▸ **To do**: Write out the data below in full, unchanged, minus the images.

▸ **Excerpted data**:
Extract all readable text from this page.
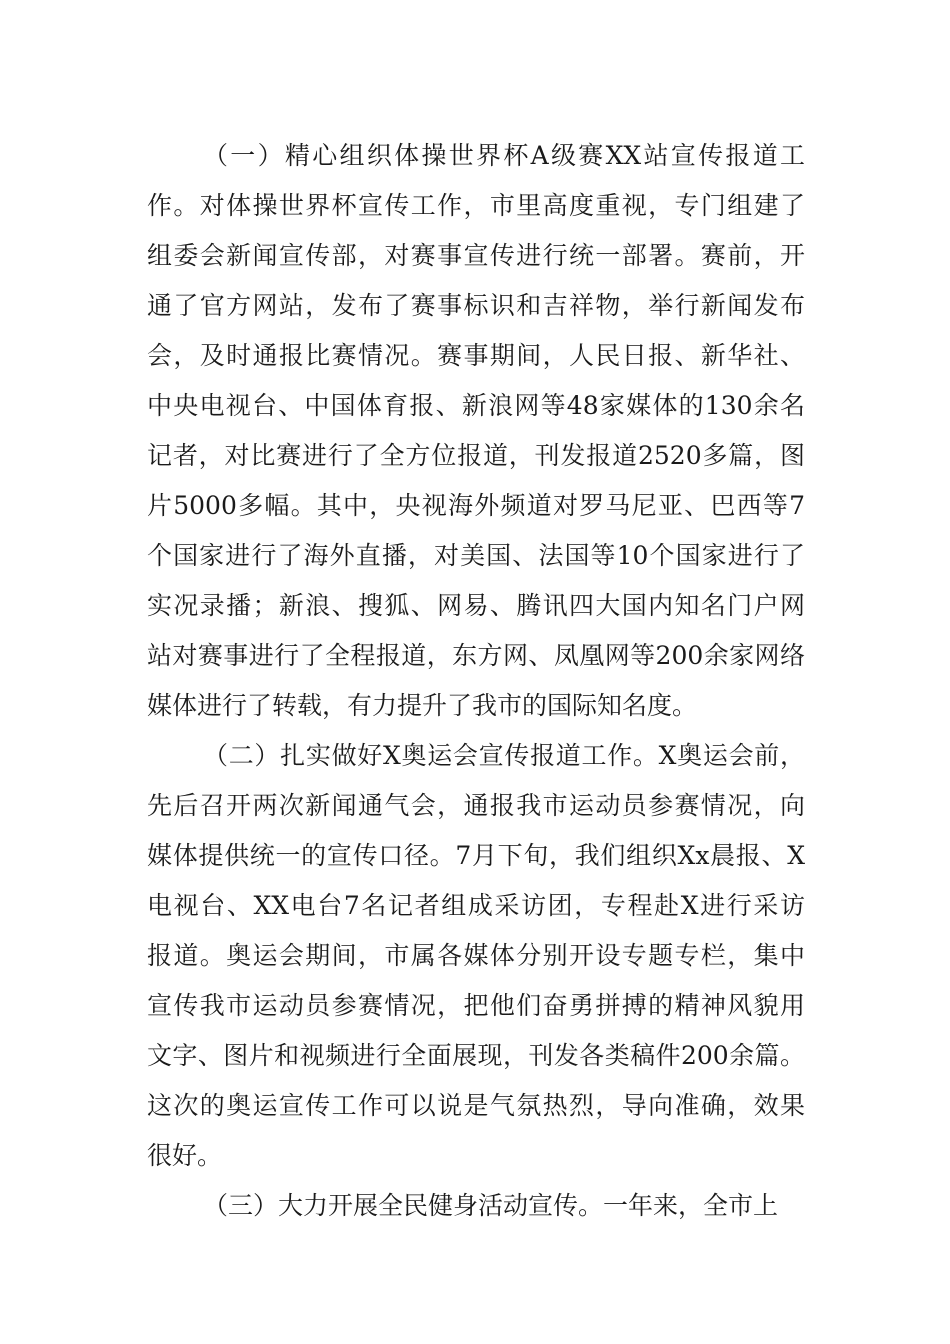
（一）精心组织体操世界杯A级赛XX站宣传报道工
作。对体操世界杯宣传工作，市里高度重视，专门组建了
组委会新闻宣传部，对赛事宣传进行统一部署。赛前，开
通了官方网站，发布了赛事标识和吉祥物，举行新闻发布
会，及时通报比赛情况。赛事期间，人民日报、新华社、
中央电视台、中国体育报、新浪网等48家媒体的130余名
记者，对比赛进行了全方位报道，刊发报道2520多篇，图
片5000多幅。其中，央视海外频道对罗马尼亚、巴西等7
个国家进行了海外直播，对美国、法国等10个国家进行了
实况录播；新浪、搜狐、网易、腾讯四大国内知名门户网
站对赛事进行了全程报道，东方网、凤凰网等200余家网络
媒体进行了转载，有力提升了我市的国际知名度。
（二）扎实做好X奥运会宣传报道工作。X奥运会前，
先后召开两次新闻通气会，通报我市运动员参赛情况，向
媒体提供统一的宣传口径。7月下旬，我们组织Xx晨报、X
电视台、XX电台7名记者组成采访团，专程赴X进行采访
报道。奥运会期间，市属各媒体分别开设专题专栏，集中
宣传我市运动员参赛情况，把他们奋勇拼搏的精神风貌用
文字、图片和视频进行全面展现，刊发各类稿件200余篇。
这次的奥运宣传工作可以说是气氛热烈，导向准确，效果
很好。
（三）大力开展全民健身活动宣传。一年来，全市上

▸ **Completed task**:
Extract all readable text from this page.
（一）精心组织体操世界杯A级赛XX站宣传报道工
作。对体操世界杯宣传工作，市里高度重视，专门组建了
组委会新闻宣传部，对赛事宣传进行统一部署。赛前，开
通了官方网站，发布了赛事标识和吉祥物，举行新闻发布
会，及时通报比赛情况。赛事期间，人民日报、新华社、
中央电视台、中国体育报、新浪网等48家媒体的130余名
记者，对比赛进行了全方位报道，刊发报道2520多篇，图
片5000多幅。其中，央视海外频道对罗马尼亚、巴西等7
个国家进行了海外直播，对美国、法国等10个国家进行了
实况录播；新浪、搜狐、网易、腾讯四大国内知名门户网
站对赛事进行了全程报道，东方网、凤凰网等200余家网络
媒体进行了转载，有力提升了我市的国际知名度。
（二）扎实做好X奥运会宣传报道工作。X奥运会前，
先后召开两次新闻通气会，通报我市运动员参赛情况，向
媒体提供统一的宣传口径。7月下旬，我们组织Xx晨报、X
电视台、XX电台7名记者组成采访团，专程赴X进行采访
报道。奥运会期间，市属各媒体分别开设专题专栏，集中
宣传我市运动员参赛情况，把他们奋勇拼搏的精神风貌用
文字、图片和视频进行全面展现，刊发各类稿件200余篇。
这次的奥运宣传工作可以说是气氛热烈，导向准确，效果
很好。
（三）大力开展全民健身活动宣传。一年来，全市上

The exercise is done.